DATA EXTRACT:
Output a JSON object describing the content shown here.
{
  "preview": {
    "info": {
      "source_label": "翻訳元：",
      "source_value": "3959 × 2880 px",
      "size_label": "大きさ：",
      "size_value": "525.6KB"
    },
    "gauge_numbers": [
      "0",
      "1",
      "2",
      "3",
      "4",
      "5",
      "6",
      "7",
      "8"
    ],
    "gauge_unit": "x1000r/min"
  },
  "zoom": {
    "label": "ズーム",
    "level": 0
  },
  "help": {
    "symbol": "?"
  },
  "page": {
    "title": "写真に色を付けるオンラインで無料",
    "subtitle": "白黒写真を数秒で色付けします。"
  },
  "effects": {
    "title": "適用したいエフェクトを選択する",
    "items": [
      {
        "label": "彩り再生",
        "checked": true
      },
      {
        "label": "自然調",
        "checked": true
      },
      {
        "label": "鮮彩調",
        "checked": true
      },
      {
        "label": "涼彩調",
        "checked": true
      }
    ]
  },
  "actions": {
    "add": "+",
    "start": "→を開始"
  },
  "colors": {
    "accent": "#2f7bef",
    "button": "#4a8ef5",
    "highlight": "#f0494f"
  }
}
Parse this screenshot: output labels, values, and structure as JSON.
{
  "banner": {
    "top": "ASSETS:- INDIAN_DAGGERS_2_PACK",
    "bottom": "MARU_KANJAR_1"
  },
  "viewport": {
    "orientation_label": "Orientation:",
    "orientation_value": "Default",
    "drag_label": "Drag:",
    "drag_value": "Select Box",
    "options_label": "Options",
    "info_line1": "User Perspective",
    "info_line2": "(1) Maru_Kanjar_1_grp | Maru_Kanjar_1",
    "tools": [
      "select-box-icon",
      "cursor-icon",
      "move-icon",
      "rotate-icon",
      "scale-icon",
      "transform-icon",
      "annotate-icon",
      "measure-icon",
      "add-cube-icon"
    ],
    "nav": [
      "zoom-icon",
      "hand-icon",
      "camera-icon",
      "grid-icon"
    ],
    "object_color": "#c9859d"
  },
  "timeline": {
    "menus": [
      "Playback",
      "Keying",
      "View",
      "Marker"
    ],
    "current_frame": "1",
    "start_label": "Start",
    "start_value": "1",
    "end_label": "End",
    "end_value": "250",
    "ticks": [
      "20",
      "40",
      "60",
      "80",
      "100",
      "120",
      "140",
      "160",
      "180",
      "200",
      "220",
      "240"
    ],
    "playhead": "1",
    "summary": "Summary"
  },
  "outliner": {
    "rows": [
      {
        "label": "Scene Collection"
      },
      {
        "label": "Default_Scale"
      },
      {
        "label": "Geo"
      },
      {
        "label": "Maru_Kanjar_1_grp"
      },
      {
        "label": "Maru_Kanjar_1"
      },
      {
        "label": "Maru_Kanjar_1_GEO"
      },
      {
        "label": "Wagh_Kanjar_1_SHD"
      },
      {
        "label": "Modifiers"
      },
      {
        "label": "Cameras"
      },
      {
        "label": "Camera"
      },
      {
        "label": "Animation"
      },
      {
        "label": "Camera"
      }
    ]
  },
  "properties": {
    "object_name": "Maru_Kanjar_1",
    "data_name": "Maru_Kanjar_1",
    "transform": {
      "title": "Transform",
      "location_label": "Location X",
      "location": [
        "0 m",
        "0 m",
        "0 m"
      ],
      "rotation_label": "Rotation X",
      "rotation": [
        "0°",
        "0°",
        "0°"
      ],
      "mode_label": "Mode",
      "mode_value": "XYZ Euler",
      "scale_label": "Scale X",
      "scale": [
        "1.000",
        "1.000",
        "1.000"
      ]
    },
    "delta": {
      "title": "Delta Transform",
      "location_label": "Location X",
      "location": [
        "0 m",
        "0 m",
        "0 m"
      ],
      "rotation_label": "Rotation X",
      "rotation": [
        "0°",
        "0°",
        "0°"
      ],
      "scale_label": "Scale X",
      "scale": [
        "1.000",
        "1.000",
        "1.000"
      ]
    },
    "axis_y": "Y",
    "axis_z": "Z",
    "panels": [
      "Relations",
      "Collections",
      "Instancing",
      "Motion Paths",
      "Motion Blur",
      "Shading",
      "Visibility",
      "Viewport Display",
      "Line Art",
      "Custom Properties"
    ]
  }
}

WHAT TO WORK ON: Every line above should be written out again exactly as it stands.

SOLUTION FOR THIS TASK:
Output a JSON object describing the content shown here.
{
  "preview": {
    "info": {
      "source_label": "翻訳元：",
      "source_value": "3959 × 2880 px",
      "size_label": "大きさ：",
      "size_value": "525.6KB"
    },
    "gauge_numbers": [
      "0",
      "1",
      "2",
      "3",
      "4",
      "5",
      "6",
      "7",
      "8"
    ],
    "gauge_unit": "x1000r/min"
  },
  "zoom": {
    "label": "ズーム",
    "level": 0
  },
  "help": {
    "symbol": "?"
  },
  "page": {
    "title": "写真に色を付けるオンラインで無料",
    "subtitle": "白黒写真を数秒で色付けします。"
  },
  "effects": {
    "title": "適用したいエフェクトを選択する",
    "items": [
      {
        "label": "彩り再生",
        "checked": true
      },
      {
        "label": "自然調",
        "checked": true
      },
      {
        "label": "鮮彩調",
        "checked": true
      },
      {
        "label": "涼彩調",
        "checked": true
      }
    ]
  },
  "actions": {
    "add": "+",
    "start": "→を開始"
  },
  "colors": {
    "accent": "#2f7bef",
    "button": "#4a8ef5",
    "highlight": "#f0494f"
  }
}
Parse this screenshot: output labels, values, and structure as JSON.
{
  "banner": {
    "top": "ASSETS:- INDIAN_DAGGERS_2_PACK",
    "bottom": "MARU_KANJAR_1"
  },
  "viewport": {
    "orientation_label": "Orientation:",
    "orientation_value": "Default",
    "drag_label": "Drag:",
    "drag_value": "Select Box",
    "options_label": "Options",
    "info_line1": "User Perspective",
    "info_line2": "(1) Maru_Kanjar_1_grp | Maru_Kanjar_1",
    "tools": [
      "select-box-icon",
      "cursor-icon",
      "move-icon",
      "rotate-icon",
      "scale-icon",
      "transform-icon",
      "annotate-icon",
      "measure-icon",
      "add-cube-icon"
    ],
    "nav": [
      "zoom-icon",
      "hand-icon",
      "camera-icon",
      "grid-icon"
    ],
    "object_color": "#c9859d"
  },
  "timeline": {
    "menus": [
      "Playback",
      "Keying",
      "View",
      "Marker"
    ],
    "current_frame": "1",
    "start_label": "Start",
    "start_value": "1",
    "end_label": "End",
    "end_value": "250",
    "ticks": [
      "20",
      "40",
      "60",
      "80",
      "100",
      "120",
      "140",
      "160",
      "180",
      "200",
      "220",
      "240"
    ],
    "playhead": "1",
    "summary": "Summary"
  },
  "outliner": {
    "rows": [
      {
        "label": "Scene Collection"
      },
      {
        "label": "Default_Scale"
      },
      {
        "label": "Geo"
      },
      {
        "label": "Maru_Kanjar_1_grp"
      },
      {
        "label": "Maru_Kanjar_1"
      },
      {
        "label": "Maru_Kanjar_1_GEO"
      },
      {
        "label": "Wagh_Kanjar_1_SHD"
      },
      {
        "label": "Modifiers"
      },
      {
        "label": "Cameras"
      },
      {
        "label": "Camera"
      },
      {
        "label": "Animation"
      },
      {
        "label": "Camera"
      }
    ]
  },
  "properties": {
    "object_name": "Maru_Kanjar_1",
    "data_name": "Maru_Kanjar_1",
    "transform": {
      "title": "Transform",
      "location_label": "Location X",
      "location": [
        "0 m",
        "0 m",
        "0 m"
      ],
      "rotation_label": "Rotation X",
      "rotation": [
        "0°",
        "0°",
        "0°"
      ],
      "mode_label": "Mode",
      "mode_value": "XYZ Euler",
      "scale_label": "Scale X",
      "scale": [
        "1.000",
        "1.000",
        "1.000"
      ]
    },
    "delta": {
      "title": "Delta Transform",
      "location_label": "Location X",
      "location": [
        "0 m",
        "0 m",
        "0 m"
      ],
      "rotation_label": "Rotation X",
      "rotation": [
        "0°",
        "0°",
        "0°"
      ],
      "scale_label": "Scale X",
      "scale": [
        "1.000",
        "1.000",
        "1.000"
      ]
    },
    "axis_y": "Y",
    "axis_z": "Z",
    "panels": [
      "Relations",
      "Collections",
      "Instancing",
      "Motion Paths",
      "Motion Blur",
      "Shading",
      "Visibility",
      "Viewport Display",
      "Line Art",
      "Custom Properties"
    ]
  }
}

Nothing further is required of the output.